▸ SHORT PROBLEM: Within the listing below, locate all lines containing the word "Marketing". Copy each one.

▸ EXTRACTED RECORDS:
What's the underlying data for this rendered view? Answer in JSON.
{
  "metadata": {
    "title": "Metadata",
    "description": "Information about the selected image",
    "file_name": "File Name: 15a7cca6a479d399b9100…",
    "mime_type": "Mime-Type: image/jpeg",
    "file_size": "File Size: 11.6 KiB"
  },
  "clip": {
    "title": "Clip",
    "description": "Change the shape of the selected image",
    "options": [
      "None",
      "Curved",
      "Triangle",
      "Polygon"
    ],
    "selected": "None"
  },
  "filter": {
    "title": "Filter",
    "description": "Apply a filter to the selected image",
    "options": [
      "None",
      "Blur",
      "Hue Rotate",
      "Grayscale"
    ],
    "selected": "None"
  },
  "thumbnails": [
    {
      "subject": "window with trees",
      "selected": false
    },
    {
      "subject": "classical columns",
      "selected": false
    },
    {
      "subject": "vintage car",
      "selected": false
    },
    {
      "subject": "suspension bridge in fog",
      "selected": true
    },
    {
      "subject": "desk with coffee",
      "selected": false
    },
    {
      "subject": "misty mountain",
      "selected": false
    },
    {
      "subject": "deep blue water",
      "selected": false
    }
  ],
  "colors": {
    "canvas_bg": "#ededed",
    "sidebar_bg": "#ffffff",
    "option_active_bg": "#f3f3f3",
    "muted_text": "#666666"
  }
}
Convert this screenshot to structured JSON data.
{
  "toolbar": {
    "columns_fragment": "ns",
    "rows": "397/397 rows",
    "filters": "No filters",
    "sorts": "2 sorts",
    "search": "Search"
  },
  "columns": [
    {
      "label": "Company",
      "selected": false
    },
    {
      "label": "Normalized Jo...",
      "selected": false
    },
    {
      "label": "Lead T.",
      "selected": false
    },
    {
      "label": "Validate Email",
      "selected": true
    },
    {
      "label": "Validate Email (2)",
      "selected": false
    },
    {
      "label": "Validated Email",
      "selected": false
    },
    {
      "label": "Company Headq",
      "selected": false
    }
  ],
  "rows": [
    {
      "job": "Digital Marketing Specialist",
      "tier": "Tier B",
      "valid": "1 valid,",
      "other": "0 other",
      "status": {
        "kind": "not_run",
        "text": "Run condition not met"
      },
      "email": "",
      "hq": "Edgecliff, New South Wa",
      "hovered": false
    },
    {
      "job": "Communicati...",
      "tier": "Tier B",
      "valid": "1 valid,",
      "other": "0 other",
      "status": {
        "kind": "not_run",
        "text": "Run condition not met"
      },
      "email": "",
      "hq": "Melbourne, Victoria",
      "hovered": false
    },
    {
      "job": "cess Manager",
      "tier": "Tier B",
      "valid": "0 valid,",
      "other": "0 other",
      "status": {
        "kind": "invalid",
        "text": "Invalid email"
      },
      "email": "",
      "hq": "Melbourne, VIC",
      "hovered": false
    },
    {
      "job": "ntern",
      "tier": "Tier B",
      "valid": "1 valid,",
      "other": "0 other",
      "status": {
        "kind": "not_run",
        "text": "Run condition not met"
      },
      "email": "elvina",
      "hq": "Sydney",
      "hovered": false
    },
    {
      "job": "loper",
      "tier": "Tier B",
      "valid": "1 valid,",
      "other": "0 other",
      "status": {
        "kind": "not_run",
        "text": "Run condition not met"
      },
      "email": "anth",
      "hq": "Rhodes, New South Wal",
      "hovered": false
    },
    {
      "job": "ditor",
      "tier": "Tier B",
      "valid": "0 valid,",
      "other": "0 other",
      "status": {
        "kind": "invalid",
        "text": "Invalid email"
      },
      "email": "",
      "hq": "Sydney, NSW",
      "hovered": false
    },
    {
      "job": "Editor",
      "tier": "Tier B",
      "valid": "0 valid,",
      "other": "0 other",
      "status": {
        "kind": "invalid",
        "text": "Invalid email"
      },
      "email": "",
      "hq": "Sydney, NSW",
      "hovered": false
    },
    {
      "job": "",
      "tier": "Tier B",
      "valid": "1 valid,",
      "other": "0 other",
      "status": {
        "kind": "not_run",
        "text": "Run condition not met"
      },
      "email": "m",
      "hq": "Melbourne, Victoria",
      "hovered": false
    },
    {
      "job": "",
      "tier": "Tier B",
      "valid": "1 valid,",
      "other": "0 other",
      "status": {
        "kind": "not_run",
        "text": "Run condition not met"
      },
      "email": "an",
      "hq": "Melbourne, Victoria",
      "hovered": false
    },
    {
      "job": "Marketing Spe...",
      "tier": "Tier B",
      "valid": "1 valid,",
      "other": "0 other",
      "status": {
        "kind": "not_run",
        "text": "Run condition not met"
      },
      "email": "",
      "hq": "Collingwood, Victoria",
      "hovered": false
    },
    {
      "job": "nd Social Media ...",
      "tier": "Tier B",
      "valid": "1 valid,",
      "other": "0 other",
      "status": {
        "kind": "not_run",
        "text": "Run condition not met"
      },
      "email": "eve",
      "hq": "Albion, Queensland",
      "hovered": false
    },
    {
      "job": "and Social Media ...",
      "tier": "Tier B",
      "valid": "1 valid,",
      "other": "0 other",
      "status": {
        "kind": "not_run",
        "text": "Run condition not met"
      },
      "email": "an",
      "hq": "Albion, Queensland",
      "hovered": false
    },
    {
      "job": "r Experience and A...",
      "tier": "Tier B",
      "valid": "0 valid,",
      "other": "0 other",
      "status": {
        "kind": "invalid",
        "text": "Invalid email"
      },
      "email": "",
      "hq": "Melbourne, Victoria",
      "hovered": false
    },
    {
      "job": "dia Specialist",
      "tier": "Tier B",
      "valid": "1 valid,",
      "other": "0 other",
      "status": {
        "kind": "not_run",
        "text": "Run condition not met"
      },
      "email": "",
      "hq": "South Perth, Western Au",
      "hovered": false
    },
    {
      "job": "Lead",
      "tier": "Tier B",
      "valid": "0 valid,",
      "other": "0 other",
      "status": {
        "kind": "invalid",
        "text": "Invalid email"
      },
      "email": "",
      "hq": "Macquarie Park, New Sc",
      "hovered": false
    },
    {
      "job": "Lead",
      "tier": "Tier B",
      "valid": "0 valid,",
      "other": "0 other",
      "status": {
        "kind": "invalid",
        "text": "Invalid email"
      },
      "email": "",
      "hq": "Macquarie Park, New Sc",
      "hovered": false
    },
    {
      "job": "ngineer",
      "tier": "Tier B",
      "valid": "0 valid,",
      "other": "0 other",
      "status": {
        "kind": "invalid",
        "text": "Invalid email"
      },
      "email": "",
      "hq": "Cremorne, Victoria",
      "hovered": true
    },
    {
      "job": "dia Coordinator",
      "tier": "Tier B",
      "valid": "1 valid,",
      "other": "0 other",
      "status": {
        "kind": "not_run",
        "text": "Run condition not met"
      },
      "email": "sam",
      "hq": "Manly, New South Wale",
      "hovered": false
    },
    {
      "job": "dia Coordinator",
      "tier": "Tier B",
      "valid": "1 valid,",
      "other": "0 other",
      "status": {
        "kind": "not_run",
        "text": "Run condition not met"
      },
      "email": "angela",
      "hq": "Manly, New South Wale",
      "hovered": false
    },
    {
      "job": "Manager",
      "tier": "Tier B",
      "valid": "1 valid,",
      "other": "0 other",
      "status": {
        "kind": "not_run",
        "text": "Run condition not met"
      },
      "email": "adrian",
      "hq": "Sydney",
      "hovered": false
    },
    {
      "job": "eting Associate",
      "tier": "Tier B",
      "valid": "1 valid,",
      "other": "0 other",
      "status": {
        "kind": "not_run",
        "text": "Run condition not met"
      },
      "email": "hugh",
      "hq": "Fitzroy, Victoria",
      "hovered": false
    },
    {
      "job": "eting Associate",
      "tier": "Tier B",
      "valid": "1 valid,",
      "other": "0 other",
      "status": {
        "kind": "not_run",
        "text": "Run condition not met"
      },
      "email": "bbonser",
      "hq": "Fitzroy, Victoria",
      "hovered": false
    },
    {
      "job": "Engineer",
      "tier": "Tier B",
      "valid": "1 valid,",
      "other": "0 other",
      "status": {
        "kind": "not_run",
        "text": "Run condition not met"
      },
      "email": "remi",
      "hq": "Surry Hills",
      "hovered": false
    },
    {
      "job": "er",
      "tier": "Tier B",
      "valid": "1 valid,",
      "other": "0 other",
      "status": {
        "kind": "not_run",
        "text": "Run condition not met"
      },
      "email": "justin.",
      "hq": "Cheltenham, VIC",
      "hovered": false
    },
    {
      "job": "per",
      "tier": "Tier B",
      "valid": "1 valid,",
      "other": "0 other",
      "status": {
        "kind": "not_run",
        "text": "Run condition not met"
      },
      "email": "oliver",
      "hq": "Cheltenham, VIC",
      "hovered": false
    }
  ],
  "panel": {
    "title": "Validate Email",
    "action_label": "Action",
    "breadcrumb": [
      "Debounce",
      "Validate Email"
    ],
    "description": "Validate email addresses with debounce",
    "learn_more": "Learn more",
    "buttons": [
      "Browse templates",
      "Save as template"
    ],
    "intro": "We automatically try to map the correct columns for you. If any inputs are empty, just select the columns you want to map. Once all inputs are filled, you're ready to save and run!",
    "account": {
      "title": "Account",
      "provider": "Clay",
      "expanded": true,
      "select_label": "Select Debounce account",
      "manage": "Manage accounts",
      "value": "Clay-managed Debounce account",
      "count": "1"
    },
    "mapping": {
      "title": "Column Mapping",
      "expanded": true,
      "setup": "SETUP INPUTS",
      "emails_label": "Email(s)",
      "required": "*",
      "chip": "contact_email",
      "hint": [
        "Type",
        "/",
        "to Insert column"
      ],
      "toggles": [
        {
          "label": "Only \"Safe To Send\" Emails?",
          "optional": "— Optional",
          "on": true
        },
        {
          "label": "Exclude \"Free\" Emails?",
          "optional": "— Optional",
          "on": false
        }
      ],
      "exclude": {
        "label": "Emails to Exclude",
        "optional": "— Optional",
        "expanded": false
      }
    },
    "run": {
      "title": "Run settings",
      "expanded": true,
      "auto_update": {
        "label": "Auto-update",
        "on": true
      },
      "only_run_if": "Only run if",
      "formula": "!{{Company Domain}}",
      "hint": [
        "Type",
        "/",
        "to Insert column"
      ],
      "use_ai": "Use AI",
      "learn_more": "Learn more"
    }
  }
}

▸ EXERCISE OUTPUT:
      "job": "Digital Marketing Specialist",
      "job": "Marketing Spe...",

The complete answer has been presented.